> **Input material**
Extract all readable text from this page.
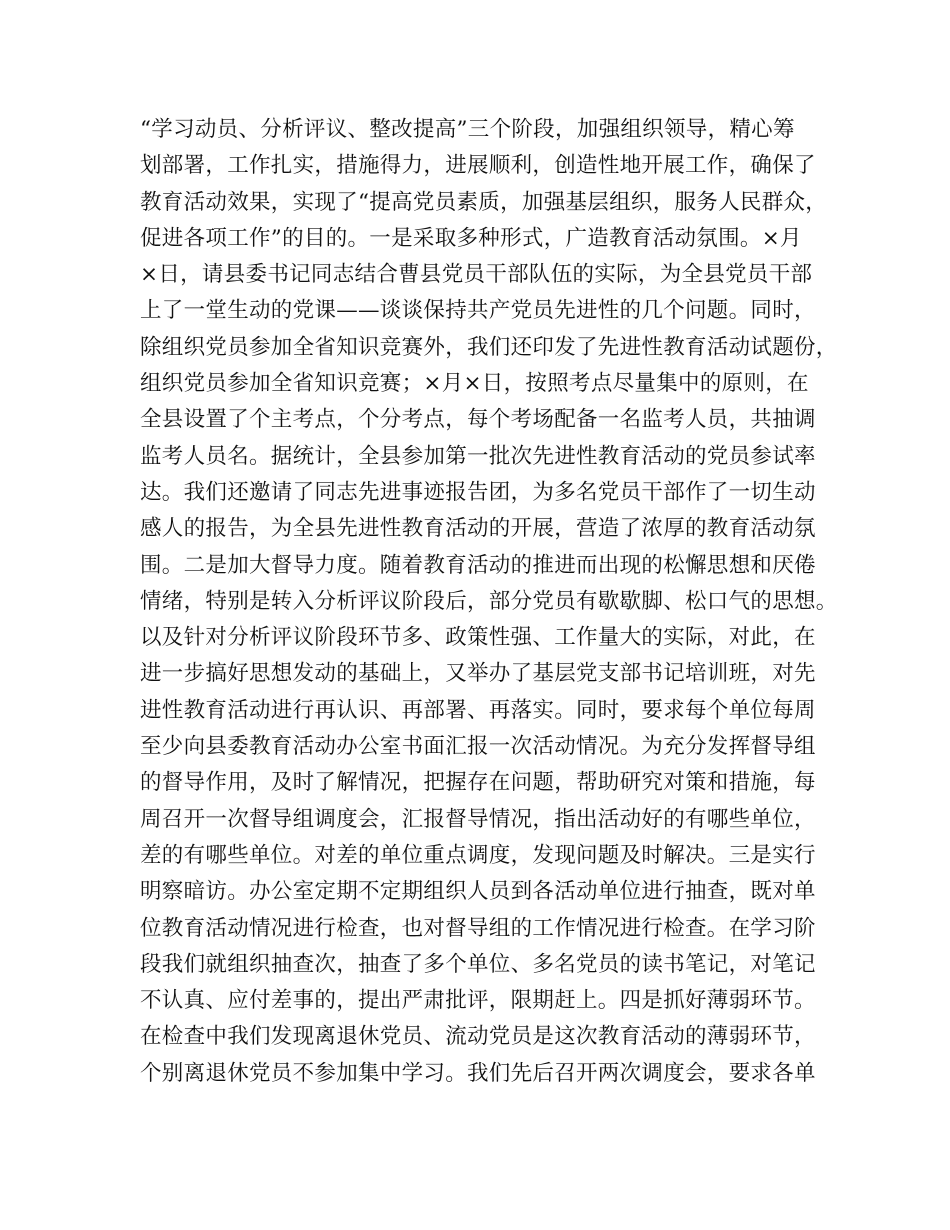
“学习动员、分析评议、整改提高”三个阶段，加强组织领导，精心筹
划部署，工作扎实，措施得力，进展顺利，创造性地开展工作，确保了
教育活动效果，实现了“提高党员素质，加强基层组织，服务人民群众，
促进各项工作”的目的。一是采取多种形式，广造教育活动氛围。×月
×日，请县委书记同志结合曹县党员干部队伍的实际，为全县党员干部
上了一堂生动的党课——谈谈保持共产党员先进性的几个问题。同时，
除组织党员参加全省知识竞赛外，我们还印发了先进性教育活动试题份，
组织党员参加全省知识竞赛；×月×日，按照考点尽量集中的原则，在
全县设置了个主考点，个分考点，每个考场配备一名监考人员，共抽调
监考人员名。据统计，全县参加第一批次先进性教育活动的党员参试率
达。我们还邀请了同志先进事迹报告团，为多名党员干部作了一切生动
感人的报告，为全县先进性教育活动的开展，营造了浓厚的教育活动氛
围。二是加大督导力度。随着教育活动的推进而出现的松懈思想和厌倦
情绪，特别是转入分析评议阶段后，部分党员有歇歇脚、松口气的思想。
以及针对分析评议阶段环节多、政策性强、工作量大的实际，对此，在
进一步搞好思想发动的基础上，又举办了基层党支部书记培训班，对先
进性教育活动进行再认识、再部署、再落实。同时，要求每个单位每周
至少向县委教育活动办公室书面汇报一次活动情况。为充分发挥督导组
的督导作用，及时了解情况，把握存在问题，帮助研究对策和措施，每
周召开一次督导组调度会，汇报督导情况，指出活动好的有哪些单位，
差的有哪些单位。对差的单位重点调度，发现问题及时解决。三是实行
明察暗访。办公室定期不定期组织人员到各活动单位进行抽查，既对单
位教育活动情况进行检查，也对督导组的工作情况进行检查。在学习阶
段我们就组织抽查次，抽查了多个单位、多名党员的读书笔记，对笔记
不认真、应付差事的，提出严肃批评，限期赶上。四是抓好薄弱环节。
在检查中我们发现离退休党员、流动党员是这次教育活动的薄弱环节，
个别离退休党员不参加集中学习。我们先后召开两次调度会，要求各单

> **The task**
Exclude all images and restate the records above word for word.

> **Result**
Extract all readable text from this page.
“学习动员、分析评议、整改提高”三个阶段，加强组织领导，精心筹
划部署，工作扎实，措施得力，进展顺利，创造性地开展工作，确保了
教育活动效果，实现了“提高党员素质，加强基层组织，服务人民群众，
促进各项工作”的目的。一是采取多种形式，广造教育活动氛围。×月
×日，请县委书记同志结合曹县党员干部队伍的实际，为全县党员干部
上了一堂生动的党课——谈谈保持共产党员先进性的几个问题。同时，
除组织党员参加全省知识竞赛外，我们还印发了先进性教育活动试题份，
组织党员参加全省知识竞赛；×月×日，按照考点尽量集中的原则，在
全县设置了个主考点，个分考点，每个考场配备一名监考人员，共抽调
监考人员名。据统计，全县参加第一批次先进性教育活动的党员参试率
达。我们还邀请了同志先进事迹报告团，为多名党员干部作了一切生动
感人的报告，为全县先进性教育活动的开展，营造了浓厚的教育活动氛
围。二是加大督导力度。随着教育活动的推进而出现的松懈思想和厌倦
情绪，特别是转入分析评议阶段后，部分党员有歇歇脚、松口气的思想。
以及针对分析评议阶段环节多、政策性强、工作量大的实际，对此，在
进一步搞好思想发动的基础上，又举办了基层党支部书记培训班，对先
进性教育活动进行再认识、再部署、再落实。同时，要求每个单位每周
至少向县委教育活动办公室书面汇报一次活动情况。为充分发挥督导组
的督导作用，及时了解情况，把握存在问题，帮助研究对策和措施，每
周召开一次督导组调度会，汇报督导情况，指出活动好的有哪些单位，
差的有哪些单位。对差的单位重点调度，发现问题及时解决。三是实行
明察暗访。办公室定期不定期组织人员到各活动单位进行抽查，既对单
位教育活动情况进行检查，也对督导组的工作情况进行检查。在学习阶
段我们就组织抽查次，抽查了多个单位、多名党员的读书笔记，对笔记
不认真、应付差事的，提出严肃批评，限期赶上。四是抓好薄弱环节。
在检查中我们发现离退休党员、流动党员是这次教育活动的薄弱环节，
个别离退休党员不参加集中学习。我们先后召开两次调度会，要求各单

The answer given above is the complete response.